__Written exercise__. Pick out the lines below that contain the string "this" and copy them all.

### Supplied material

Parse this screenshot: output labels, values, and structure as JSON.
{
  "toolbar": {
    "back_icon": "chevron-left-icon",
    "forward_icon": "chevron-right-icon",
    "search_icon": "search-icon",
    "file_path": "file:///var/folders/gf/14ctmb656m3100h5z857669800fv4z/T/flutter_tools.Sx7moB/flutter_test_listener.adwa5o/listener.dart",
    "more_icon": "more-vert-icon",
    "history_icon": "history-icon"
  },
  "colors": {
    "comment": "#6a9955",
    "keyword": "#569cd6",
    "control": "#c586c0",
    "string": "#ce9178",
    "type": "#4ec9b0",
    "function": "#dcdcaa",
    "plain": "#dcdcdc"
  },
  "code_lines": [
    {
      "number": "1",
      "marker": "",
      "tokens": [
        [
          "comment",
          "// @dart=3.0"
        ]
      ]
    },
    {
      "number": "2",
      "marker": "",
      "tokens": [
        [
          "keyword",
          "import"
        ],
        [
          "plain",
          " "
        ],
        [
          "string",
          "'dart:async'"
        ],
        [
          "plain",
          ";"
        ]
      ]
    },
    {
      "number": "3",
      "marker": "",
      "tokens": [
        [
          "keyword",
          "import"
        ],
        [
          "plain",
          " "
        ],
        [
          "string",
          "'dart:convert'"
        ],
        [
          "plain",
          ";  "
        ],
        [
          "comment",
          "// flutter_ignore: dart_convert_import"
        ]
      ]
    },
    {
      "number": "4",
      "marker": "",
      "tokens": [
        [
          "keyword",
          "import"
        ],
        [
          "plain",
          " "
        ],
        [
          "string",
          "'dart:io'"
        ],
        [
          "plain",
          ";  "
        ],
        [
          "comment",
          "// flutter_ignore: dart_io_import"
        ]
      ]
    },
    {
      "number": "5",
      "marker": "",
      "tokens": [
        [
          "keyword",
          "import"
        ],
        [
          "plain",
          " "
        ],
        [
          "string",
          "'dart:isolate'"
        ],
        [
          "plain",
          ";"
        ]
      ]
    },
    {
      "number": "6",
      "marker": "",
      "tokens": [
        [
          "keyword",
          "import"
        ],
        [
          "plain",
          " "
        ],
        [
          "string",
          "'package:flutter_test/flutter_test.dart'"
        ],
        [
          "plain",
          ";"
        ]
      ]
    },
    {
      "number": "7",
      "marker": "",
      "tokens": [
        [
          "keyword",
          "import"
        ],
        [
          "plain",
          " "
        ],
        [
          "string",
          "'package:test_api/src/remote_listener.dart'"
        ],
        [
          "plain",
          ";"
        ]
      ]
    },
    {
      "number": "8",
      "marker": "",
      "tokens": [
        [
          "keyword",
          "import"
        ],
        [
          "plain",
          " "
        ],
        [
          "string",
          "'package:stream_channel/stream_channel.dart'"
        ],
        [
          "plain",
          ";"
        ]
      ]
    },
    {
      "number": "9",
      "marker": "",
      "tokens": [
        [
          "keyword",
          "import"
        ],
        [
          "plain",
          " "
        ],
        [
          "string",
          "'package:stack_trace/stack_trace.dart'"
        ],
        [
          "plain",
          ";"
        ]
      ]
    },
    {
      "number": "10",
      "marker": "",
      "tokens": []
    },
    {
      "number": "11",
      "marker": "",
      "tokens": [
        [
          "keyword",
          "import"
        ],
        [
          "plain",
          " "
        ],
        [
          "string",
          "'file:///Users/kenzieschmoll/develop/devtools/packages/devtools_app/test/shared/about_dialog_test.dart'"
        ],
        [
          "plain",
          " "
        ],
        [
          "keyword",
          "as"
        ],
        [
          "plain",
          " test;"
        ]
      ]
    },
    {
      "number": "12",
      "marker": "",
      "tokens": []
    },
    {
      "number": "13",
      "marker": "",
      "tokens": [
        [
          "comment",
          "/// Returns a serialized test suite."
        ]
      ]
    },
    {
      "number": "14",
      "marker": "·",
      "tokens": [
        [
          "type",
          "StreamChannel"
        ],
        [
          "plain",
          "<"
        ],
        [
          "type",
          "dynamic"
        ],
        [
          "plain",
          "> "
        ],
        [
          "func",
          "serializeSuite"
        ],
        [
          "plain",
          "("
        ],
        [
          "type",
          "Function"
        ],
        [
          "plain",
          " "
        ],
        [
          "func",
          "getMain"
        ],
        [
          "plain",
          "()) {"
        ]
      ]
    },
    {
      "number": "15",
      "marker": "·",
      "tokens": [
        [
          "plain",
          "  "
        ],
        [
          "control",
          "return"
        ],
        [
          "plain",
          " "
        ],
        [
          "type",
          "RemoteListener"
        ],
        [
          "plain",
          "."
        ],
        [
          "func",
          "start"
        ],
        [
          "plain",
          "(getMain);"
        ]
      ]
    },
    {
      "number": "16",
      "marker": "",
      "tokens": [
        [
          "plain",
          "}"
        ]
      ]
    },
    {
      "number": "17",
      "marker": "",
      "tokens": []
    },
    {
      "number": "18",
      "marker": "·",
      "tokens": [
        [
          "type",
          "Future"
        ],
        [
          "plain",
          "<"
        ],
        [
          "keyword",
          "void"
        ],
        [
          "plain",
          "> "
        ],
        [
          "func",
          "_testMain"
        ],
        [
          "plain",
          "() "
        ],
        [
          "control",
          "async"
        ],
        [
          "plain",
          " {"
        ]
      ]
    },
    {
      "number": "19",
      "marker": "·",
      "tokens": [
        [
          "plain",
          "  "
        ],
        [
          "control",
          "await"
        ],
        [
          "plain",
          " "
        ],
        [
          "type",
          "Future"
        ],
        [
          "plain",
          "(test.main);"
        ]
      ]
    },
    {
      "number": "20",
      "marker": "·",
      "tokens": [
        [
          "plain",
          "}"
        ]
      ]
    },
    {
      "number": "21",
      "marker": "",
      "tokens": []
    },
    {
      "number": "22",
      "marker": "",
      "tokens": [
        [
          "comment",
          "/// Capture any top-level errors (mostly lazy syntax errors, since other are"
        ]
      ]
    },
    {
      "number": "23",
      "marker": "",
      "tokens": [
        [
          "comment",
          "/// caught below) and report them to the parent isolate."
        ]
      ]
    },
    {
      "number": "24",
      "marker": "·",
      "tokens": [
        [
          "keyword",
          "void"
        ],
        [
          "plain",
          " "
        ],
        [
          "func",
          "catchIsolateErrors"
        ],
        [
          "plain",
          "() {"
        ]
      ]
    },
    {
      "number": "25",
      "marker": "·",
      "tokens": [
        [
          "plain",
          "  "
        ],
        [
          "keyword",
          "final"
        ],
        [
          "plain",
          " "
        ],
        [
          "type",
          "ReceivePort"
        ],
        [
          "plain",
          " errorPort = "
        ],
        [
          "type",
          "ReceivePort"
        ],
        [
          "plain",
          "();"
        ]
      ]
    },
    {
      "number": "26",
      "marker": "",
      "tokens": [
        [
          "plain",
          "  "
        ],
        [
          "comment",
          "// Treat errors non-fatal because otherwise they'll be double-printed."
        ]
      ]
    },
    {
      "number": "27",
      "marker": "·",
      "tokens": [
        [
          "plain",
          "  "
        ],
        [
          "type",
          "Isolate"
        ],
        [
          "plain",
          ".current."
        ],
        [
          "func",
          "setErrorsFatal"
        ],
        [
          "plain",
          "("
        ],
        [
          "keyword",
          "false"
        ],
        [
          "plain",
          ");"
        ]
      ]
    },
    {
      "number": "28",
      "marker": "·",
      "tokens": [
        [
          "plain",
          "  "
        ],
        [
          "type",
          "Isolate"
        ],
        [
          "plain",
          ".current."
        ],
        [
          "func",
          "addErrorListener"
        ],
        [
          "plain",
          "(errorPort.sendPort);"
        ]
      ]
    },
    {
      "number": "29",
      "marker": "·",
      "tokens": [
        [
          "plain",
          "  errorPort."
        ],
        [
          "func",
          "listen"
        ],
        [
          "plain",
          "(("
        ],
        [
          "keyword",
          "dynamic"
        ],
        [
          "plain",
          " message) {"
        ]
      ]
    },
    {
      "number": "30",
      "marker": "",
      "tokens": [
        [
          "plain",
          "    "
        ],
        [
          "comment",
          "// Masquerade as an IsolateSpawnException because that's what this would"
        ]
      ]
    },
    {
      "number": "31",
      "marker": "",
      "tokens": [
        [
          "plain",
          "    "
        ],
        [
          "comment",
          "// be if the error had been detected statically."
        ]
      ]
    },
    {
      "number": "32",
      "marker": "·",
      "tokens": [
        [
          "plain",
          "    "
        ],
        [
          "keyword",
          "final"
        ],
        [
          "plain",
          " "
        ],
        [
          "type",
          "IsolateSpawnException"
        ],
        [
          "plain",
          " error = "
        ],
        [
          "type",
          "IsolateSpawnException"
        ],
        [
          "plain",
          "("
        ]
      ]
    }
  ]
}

######

__The reply__.
Parse this screenshot: output labels, values, and structure as JSON.
          "// Masquerade as an IsolateSpawnException because that's what this would"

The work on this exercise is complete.